All records below must be retyped exactly.

Data records
○ ○ ○ ○ ○

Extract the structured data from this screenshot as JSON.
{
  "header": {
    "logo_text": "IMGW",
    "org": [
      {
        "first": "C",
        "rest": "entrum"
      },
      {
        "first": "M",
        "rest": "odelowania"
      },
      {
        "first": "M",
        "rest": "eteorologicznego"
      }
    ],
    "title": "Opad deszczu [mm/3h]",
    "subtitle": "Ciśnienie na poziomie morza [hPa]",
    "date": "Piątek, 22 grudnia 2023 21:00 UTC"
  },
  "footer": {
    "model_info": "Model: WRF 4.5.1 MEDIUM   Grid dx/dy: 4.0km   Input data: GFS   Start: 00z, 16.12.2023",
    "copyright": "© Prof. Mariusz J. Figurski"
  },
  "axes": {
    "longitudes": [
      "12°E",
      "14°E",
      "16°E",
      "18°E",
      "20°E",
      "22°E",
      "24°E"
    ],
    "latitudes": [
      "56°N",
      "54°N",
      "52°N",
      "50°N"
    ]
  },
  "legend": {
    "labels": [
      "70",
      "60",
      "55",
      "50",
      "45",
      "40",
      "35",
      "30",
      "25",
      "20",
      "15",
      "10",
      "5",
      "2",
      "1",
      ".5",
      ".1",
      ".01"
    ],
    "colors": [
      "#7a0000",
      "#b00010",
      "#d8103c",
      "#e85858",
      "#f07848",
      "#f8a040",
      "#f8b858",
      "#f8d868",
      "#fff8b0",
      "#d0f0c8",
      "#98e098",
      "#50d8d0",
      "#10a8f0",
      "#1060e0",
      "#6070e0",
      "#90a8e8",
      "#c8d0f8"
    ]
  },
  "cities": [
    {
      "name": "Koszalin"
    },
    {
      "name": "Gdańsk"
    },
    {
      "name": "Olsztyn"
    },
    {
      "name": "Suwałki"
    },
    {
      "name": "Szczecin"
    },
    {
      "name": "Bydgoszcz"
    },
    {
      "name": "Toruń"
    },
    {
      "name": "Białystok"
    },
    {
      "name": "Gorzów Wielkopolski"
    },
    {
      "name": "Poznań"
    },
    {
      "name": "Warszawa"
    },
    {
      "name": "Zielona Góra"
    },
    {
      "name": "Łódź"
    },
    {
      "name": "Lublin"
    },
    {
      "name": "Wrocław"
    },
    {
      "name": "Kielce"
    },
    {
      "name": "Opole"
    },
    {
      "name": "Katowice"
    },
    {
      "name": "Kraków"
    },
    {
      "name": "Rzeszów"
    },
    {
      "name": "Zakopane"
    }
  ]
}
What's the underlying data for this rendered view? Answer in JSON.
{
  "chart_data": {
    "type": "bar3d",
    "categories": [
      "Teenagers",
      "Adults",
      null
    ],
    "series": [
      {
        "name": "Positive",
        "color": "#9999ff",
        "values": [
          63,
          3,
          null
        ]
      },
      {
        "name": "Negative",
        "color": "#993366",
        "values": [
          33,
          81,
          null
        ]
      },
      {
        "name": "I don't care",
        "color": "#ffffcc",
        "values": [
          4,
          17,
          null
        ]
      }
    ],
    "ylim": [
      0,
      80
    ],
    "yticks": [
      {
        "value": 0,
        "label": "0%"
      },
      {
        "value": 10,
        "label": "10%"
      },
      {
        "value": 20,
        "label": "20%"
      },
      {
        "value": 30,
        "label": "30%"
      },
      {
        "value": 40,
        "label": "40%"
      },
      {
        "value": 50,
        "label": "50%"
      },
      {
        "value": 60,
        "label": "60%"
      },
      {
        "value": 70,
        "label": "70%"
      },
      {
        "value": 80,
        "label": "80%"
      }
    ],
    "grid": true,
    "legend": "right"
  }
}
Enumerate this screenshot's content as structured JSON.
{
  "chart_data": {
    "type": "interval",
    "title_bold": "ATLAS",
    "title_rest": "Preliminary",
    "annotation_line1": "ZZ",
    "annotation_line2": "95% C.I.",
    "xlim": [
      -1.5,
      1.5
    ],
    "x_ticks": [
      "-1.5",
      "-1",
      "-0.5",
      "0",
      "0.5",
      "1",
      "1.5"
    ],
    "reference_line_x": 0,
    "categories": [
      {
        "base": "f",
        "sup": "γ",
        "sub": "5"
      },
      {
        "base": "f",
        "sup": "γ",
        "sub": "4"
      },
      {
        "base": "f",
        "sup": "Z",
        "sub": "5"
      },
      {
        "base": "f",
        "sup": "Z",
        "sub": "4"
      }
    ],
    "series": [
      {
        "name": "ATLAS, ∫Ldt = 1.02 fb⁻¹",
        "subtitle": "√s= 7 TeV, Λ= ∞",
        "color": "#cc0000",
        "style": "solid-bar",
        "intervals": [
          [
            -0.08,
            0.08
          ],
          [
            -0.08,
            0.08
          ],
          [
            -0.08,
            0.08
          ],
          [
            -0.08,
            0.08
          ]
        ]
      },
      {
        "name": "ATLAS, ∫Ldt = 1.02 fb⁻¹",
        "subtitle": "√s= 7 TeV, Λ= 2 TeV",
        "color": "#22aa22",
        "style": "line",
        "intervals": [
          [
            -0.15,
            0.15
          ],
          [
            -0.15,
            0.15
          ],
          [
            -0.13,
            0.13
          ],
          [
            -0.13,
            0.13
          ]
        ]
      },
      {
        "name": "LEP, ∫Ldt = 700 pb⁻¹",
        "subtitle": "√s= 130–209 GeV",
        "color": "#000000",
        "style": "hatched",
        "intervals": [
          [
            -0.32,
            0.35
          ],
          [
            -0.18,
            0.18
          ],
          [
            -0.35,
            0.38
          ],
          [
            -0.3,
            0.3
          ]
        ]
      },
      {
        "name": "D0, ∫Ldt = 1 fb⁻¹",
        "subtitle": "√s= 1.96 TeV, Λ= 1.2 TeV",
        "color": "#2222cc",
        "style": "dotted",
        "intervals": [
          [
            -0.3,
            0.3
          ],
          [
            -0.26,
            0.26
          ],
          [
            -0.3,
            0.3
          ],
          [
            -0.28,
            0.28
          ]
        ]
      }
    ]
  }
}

○ ○ ○ ○ ○

Response to the task
Extract the structured data from this screenshot as JSON.
{
  "header": {
    "logo_text": "IMGW",
    "org": [
      {
        "first": "C",
        "rest": "entrum"
      },
      {
        "first": "M",
        "rest": "odelowania"
      },
      {
        "first": "M",
        "rest": "eteorologicznego"
      }
    ],
    "title": "Opad deszczu [mm/3h]",
    "subtitle": "Ciśnienie na poziomie morza [hPa]",
    "date": "Piątek, 22 grudnia 2023 21:00 UTC"
  },
  "footer": {
    "model_info": "Model: WRF 4.5.1 MEDIUM   Grid dx/dy: 4.0km   Input data: GFS   Start: 00z, 16.12.2023",
    "copyright": "© Prof. Mariusz J. Figurski"
  },
  "axes": {
    "longitudes": [
      "12°E",
      "14°E",
      "16°E",
      "18°E",
      "20°E",
      "22°E",
      "24°E"
    ],
    "latitudes": [
      "56°N",
      "54°N",
      "52°N",
      "50°N"
    ]
  },
  "legend": {
    "labels": [
      "70",
      "60",
      "55",
      "50",
      "45",
      "40",
      "35",
      "30",
      "25",
      "20",
      "15",
      "10",
      "5",
      "2",
      "1",
      ".5",
      ".1",
      ".01"
    ],
    "colors": [
      "#7a0000",
      "#b00010",
      "#d8103c",
      "#e85858",
      "#f07848",
      "#f8a040",
      "#f8b858",
      "#f8d868",
      "#fff8b0",
      "#d0f0c8",
      "#98e098",
      "#50d8d0",
      "#10a8f0",
      "#1060e0",
      "#6070e0",
      "#90a8e8",
      "#c8d0f8"
    ]
  },
  "cities": [
    {
      "name": "Koszalin"
    },
    {
      "name": "Gdańsk"
    },
    {
      "name": "Olsztyn"
    },
    {
      "name": "Suwałki"
    },
    {
      "name": "Szczecin"
    },
    {
      "name": "Bydgoszcz"
    },
    {
      "name": "Toruń"
    },
    {
      "name": "Białystok"
    },
    {
      "name": "Gorzów Wielkopolski"
    },
    {
      "name": "Poznań"
    },
    {
      "name": "Warszawa"
    },
    {
      "name": "Zielona Góra"
    },
    {
      "name": "Łódź"
    },
    {
      "name": "Lublin"
    },
    {
      "name": "Wrocław"
    },
    {
      "name": "Kielce"
    },
    {
      "name": "Opole"
    },
    {
      "name": "Katowice"
    },
    {
      "name": "Kraków"
    },
    {
      "name": "Rzeszów"
    },
    {
      "name": "Zakopane"
    }
  ]
}
What's the underlying data for this rendered view? Answer in JSON.
{
  "chart_data": {
    "type": "bar3d",
    "categories": [
      "Teenagers",
      "Adults",
      null
    ],
    "series": [
      {
        "name": "Positive",
        "color": "#9999ff",
        "values": [
          63,
          3,
          null
        ]
      },
      {
        "name": "Negative",
        "color": "#993366",
        "values": [
          33,
          81,
          null
        ]
      },
      {
        "name": "I don't care",
        "color": "#ffffcc",
        "values": [
          4,
          17,
          null
        ]
      }
    ],
    "ylim": [
      0,
      80
    ],
    "yticks": [
      {
        "value": 0,
        "label": "0%"
      },
      {
        "value": 10,
        "label": "10%"
      },
      {
        "value": 20,
        "label": "20%"
      },
      {
        "value": 30,
        "label": "30%"
      },
      {
        "value": 40,
        "label": "40%"
      },
      {
        "value": 50,
        "label": "50%"
      },
      {
        "value": 60,
        "label": "60%"
      },
      {
        "value": 70,
        "label": "70%"
      },
      {
        "value": 80,
        "label": "80%"
      }
    ],
    "grid": true,
    "legend": "right"
  }
}
Enumerate this screenshot's content as structured JSON.
{
  "chart_data": {
    "type": "interval",
    "title_bold": "ATLAS",
    "title_rest": "Preliminary",
    "annotation_line1": "ZZ",
    "annotation_line2": "95% C.I.",
    "xlim": [
      -1.5,
      1.5
    ],
    "x_ticks": [
      "-1.5",
      "-1",
      "-0.5",
      "0",
      "0.5",
      "1",
      "1.5"
    ],
    "reference_line_x": 0,
    "categories": [
      {
        "base": "f",
        "sup": "γ",
        "sub": "5"
      },
      {
        "base": "f",
        "sup": "γ",
        "sub": "4"
      },
      {
        "base": "f",
        "sup": "Z",
        "sub": "5"
      },
      {
        "base": "f",
        "sup": "Z",
        "sub": "4"
      }
    ],
    "series": [
      {
        "name": "ATLAS, ∫Ldt = 1.02 fb⁻¹",
        "subtitle": "√s= 7 TeV, Λ= ∞",
        "color": "#cc0000",
        "style": "solid-bar",
        "intervals": [
          [
            -0.08,
            0.08
          ],
          [
            -0.08,
            0.08
          ],
          [
            -0.08,
            0.08
          ],
          [
            -0.08,
            0.08
          ]
        ]
      },
      {
        "name": "ATLAS, ∫Ldt = 1.02 fb⁻¹",
        "subtitle": "√s= 7 TeV, Λ= 2 TeV",
        "color": "#22aa22",
        "style": "line",
        "intervals": [
          [
            -0.15,
            0.15
          ],
          [
            -0.15,
            0.15
          ],
          [
            -0.13,
            0.13
          ],
          [
            -0.13,
            0.13
          ]
        ]
      },
      {
        "name": "LEP, ∫Ldt = 700 pb⁻¹",
        "subtitle": "√s= 130–209 GeV",
        "color": "#000000",
        "style": "hatched",
        "intervals": [
          [
            -0.32,
            0.35
          ],
          [
            -0.18,
            0.18
          ],
          [
            -0.35,
            0.38
          ],
          [
            -0.3,
            0.3
          ]
        ]
      },
      {
        "name": "D0, ∫Ldt = 1 fb⁻¹",
        "subtitle": "√s= 1.96 TeV, Λ= 1.2 TeV",
        "color": "#2222cc",
        "style": "dotted",
        "intervals": [
          [
            -0.3,
            0.3
          ],
          [
            -0.26,
            0.26
          ],
          [
            -0.3,
            0.3
          ],
          [
            -0.28,
            0.28
          ]
        ]
      }
    ]
  }
}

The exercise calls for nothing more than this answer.